**Task data**:
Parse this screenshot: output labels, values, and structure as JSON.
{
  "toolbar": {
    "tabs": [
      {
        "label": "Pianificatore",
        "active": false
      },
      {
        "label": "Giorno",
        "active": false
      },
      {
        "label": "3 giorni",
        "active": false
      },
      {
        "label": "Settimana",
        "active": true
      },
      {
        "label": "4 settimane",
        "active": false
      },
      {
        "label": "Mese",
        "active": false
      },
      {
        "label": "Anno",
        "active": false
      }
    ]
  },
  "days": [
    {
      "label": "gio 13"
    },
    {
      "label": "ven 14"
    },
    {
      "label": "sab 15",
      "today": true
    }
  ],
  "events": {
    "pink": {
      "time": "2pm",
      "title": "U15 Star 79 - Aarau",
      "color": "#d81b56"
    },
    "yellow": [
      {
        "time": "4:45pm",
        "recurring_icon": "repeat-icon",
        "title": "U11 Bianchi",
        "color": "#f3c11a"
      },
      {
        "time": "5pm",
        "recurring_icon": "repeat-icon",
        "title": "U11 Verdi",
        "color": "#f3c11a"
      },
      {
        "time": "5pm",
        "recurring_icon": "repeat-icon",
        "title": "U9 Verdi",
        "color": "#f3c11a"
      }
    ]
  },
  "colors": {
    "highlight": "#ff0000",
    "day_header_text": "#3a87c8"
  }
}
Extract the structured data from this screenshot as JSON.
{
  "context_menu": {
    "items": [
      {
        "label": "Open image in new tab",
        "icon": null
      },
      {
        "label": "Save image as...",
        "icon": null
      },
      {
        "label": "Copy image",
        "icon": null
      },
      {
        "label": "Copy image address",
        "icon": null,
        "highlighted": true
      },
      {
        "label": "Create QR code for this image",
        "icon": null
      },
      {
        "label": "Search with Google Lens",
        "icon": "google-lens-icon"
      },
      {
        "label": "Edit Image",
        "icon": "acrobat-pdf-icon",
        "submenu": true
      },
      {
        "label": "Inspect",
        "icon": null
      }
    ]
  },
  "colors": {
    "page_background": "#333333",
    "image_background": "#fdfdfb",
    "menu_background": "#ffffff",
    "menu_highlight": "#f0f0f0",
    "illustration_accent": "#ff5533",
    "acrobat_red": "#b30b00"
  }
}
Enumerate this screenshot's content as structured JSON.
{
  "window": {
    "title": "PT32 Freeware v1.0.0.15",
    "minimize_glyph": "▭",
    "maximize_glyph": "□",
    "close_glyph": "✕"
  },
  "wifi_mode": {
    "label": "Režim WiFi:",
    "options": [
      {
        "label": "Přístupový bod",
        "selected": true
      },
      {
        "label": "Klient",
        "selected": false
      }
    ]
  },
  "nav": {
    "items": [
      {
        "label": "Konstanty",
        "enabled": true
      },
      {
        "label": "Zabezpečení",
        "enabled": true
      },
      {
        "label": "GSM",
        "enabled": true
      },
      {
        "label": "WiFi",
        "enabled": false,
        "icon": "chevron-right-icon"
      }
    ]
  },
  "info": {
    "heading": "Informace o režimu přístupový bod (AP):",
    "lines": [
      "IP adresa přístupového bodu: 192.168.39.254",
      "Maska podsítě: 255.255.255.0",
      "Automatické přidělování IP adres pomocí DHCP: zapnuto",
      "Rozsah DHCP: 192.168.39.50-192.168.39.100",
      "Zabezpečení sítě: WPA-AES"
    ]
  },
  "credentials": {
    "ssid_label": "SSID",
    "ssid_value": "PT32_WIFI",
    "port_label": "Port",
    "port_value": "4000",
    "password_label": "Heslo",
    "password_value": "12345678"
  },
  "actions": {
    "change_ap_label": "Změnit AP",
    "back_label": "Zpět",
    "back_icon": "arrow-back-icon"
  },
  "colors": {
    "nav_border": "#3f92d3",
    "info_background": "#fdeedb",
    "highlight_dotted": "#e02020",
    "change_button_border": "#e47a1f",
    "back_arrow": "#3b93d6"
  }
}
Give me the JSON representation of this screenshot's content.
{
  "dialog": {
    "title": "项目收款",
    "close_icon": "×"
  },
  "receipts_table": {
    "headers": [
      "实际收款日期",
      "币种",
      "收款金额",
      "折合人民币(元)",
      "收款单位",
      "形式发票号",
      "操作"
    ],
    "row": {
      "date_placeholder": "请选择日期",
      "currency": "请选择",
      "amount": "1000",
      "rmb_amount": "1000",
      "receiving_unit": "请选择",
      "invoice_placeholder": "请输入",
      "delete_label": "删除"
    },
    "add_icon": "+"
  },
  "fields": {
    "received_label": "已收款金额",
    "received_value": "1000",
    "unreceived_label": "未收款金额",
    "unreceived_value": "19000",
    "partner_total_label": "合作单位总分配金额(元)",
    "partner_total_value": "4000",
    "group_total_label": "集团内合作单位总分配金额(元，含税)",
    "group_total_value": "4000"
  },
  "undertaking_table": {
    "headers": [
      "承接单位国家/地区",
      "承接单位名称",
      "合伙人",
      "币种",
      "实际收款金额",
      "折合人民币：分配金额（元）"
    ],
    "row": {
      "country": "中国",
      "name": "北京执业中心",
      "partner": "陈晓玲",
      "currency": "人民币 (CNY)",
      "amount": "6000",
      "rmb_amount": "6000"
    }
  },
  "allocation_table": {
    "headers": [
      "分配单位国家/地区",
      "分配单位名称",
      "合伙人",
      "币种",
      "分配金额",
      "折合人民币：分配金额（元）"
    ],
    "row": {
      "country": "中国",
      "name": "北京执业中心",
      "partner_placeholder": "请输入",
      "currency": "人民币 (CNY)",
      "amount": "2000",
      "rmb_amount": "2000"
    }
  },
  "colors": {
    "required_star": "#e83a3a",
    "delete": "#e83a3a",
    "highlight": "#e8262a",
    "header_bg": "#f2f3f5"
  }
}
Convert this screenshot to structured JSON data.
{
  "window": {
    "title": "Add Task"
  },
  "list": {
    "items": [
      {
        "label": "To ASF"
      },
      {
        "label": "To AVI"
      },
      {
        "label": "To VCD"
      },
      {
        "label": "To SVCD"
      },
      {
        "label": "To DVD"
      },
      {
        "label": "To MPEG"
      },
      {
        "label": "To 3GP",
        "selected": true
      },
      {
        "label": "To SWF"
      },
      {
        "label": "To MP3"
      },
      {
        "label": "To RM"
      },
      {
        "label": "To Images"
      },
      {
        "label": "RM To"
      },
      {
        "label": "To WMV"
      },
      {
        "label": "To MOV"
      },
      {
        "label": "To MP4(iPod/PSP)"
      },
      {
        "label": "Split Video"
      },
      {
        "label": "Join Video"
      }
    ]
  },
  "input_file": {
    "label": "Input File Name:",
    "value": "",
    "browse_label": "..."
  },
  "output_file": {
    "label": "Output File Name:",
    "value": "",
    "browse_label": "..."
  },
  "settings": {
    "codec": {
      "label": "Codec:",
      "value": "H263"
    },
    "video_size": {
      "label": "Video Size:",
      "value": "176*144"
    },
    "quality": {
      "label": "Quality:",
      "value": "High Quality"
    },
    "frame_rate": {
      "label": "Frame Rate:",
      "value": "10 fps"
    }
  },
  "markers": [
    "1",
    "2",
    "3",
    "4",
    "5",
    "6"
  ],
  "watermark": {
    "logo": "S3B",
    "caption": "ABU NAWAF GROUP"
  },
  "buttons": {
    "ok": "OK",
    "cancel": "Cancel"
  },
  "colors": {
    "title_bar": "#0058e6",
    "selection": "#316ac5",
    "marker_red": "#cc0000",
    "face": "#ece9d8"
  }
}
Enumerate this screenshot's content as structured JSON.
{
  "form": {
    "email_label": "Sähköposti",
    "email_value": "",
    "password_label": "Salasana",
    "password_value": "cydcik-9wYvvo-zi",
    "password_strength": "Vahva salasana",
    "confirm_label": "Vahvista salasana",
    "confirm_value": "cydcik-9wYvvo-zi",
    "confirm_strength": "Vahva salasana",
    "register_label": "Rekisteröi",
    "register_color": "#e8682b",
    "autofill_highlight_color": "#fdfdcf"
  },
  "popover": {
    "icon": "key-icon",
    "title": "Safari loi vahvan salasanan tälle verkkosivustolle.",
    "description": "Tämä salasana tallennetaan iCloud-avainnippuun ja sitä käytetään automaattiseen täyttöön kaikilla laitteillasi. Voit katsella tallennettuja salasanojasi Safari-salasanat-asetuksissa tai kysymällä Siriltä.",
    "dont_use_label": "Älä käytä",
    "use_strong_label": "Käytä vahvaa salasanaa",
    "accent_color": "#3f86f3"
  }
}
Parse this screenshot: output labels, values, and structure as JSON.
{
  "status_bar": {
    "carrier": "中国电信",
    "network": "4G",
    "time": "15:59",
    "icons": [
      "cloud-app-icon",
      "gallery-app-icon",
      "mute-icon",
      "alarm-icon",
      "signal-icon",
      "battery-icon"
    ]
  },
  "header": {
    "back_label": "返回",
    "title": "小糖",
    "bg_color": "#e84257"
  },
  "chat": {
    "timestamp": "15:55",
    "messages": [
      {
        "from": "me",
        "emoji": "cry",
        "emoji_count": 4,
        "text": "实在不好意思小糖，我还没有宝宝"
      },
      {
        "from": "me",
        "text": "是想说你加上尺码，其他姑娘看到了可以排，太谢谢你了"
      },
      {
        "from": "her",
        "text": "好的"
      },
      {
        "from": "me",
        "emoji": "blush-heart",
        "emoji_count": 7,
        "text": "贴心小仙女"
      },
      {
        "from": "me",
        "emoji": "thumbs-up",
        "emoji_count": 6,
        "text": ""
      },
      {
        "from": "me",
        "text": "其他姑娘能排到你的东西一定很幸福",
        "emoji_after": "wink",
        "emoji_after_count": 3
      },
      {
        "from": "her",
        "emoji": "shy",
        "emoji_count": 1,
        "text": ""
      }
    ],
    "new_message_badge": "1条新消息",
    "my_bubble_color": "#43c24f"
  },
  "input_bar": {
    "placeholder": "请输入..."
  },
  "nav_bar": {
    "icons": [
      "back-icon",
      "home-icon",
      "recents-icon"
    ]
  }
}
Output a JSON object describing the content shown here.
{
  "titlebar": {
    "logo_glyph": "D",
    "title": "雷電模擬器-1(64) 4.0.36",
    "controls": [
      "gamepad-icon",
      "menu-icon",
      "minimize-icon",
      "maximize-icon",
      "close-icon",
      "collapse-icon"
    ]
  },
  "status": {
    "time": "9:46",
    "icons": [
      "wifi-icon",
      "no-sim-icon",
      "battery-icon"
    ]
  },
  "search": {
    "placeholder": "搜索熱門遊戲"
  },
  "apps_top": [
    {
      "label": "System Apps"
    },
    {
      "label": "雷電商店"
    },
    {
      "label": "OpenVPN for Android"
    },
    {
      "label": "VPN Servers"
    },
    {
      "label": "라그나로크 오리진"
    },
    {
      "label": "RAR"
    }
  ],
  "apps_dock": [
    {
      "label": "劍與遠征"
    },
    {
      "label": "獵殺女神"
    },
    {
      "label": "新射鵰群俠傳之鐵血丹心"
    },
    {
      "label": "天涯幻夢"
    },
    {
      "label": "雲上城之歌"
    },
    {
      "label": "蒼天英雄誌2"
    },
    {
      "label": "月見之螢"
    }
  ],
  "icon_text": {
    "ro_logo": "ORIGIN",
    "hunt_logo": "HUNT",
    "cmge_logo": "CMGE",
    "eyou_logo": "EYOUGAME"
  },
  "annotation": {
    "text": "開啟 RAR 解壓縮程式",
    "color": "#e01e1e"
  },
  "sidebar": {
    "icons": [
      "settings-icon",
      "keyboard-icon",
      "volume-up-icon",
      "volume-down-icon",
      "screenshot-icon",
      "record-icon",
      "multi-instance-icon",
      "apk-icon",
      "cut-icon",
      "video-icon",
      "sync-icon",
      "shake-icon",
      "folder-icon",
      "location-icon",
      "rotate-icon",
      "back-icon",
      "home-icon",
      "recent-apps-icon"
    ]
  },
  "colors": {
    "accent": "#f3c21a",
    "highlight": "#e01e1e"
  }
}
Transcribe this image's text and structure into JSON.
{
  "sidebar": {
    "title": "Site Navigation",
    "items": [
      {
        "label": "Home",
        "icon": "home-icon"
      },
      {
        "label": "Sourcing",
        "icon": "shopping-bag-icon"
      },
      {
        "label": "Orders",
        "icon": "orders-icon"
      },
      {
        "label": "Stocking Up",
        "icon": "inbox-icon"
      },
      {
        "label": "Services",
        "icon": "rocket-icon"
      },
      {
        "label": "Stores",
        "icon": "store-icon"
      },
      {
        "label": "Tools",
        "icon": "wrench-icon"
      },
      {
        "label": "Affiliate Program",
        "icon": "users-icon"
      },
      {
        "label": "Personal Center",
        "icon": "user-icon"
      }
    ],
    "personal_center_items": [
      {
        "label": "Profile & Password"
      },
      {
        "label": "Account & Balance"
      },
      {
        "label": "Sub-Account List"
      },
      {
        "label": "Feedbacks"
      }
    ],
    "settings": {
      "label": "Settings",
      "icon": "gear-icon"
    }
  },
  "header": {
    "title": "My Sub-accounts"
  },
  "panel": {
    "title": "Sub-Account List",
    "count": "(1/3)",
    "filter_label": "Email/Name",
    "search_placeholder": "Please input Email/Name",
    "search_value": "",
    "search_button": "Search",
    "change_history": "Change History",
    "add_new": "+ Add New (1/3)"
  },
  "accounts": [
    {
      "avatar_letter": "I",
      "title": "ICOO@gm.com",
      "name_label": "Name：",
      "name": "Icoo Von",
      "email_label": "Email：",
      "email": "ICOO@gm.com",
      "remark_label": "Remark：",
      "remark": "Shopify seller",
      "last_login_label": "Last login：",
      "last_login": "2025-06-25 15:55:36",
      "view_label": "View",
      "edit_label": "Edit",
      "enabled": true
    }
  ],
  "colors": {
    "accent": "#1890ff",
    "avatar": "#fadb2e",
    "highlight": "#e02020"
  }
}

**Exercise goal**: Which lines hold the word "structured"? Copy all of them.

**Problem solution**:
Extract the structured data from this screenshot as JSON.
Enumerate this screenshot's content as structured JSON.
Convert this screenshot to structured JSON data.
Enumerate this screenshot's content as structured JSON.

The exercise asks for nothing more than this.